▸ **Given task**:
Reproduce the full listing that appears beneath this instruction exactly.

[Dataset rows]
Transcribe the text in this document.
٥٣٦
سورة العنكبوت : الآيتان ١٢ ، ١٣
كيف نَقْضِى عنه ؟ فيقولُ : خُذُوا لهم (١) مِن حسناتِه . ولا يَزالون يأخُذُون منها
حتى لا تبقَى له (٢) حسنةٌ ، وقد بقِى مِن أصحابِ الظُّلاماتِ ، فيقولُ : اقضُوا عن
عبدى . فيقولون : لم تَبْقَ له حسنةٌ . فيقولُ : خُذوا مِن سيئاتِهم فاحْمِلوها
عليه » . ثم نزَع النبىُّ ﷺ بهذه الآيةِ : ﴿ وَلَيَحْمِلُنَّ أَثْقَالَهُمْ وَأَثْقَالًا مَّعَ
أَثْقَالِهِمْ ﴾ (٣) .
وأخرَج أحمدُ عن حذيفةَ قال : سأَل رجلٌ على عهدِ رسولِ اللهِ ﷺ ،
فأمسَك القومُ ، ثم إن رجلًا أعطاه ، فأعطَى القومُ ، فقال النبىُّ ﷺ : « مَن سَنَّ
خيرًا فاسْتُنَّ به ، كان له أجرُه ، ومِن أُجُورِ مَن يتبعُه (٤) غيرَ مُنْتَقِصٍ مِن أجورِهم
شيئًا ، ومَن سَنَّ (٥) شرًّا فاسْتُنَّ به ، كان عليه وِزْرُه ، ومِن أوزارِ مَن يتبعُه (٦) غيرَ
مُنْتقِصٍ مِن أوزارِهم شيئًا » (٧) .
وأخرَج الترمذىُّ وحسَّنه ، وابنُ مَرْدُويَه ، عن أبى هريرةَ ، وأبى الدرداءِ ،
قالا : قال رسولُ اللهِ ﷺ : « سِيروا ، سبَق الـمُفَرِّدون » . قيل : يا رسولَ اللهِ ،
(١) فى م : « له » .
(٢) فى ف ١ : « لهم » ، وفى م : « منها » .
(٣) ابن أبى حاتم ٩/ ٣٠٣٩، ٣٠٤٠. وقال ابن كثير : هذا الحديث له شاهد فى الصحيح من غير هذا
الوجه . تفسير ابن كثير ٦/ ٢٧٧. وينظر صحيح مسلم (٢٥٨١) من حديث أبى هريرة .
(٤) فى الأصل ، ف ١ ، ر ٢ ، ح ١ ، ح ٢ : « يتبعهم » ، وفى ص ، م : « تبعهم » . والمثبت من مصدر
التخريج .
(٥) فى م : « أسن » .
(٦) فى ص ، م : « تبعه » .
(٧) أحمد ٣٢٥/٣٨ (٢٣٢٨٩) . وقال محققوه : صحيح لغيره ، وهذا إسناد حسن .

▸ **Full solution**:
Transcribe the text in this document.
٥٣٦
سورة العنكبوت : الآيتان ١٢ ، ١٣
كيف نَقْضِى عنه ؟ فيقولُ : خُذُوا لهم (١) مِن حسناتِه . ولا يَزالون يأخُذُون منها
حتى لا تبقَى له (٢) حسنةٌ ، وقد بقِى مِن أصحابِ الظُّلاماتِ ، فيقولُ : اقضُوا عن
عبدى . فيقولون : لم تَبْقَ له حسنةٌ . فيقولُ : خُذوا مِن سيئاتِهم فاحْمِلوها
عليه » . ثم نزَع النبىُّ ﷺ بهذه الآيةِ : ﴿ وَلَيَحْمِلُنَّ أَثْقَالَهُمْ وَأَثْقَالًا مَّعَ
أَثْقَالِهِمْ ﴾ (٣) .
وأخرَج أحمدُ عن حذيفةَ قال : سأَل رجلٌ على عهدِ رسولِ اللهِ ﷺ ،
فأمسَك القومُ ، ثم إن رجلًا أعطاه ، فأعطَى القومُ ، فقال النبىُّ ﷺ : « مَن سَنَّ
خيرًا فاسْتُنَّ به ، كان له أجرُه ، ومِن أُجُورِ مَن يتبعُه (٤) غيرَ مُنْتَقِصٍ مِن أجورِهم
شيئًا ، ومَن سَنَّ (٥) شرًّا فاسْتُنَّ به ، كان عليه وِزْرُه ، ومِن أوزارِ مَن يتبعُه (٦) غيرَ
مُنْتقِصٍ مِن أوزارِهم شيئًا » (٧) .
وأخرَج الترمذىُّ وحسَّنه ، وابنُ مَرْدُويَه ، عن أبى هريرةَ ، وأبى الدرداءِ ،
قالا : قال رسولُ اللهِ ﷺ : « سِيروا ، سبَق الـمُفَرِّدون » . قيل : يا رسولَ اللهِ ،
(١) فى م : « له » .
(٢) فى ف ١ : « لهم » ، وفى م : « منها » .
(٣) ابن أبى حاتم ٩/ ٣٠٣٩، ٣٠٤٠. وقال ابن كثير : هذا الحديث له شاهد فى الصحيح من غير هذا
الوجه . تفسير ابن كثير ٦/ ٢٧٧. وينظر صحيح مسلم (٢٥٨١) من حديث أبى هريرة .
(٤) فى الأصل ، ف ١ ، ر ٢ ، ح ١ ، ح ٢ : « يتبعهم » ، وفى ص ، م : « تبعهم » . والمثبت من مصدر
التخريج .
(٥) فى م : « أسن » .
(٦) فى ص ، م : « تبعه » .
(٧) أحمد ٣٢٥/٣٨ (٢٣٢٨٩) . وقال محققوه : صحيح لغيره ، وهذا إسناد حسن .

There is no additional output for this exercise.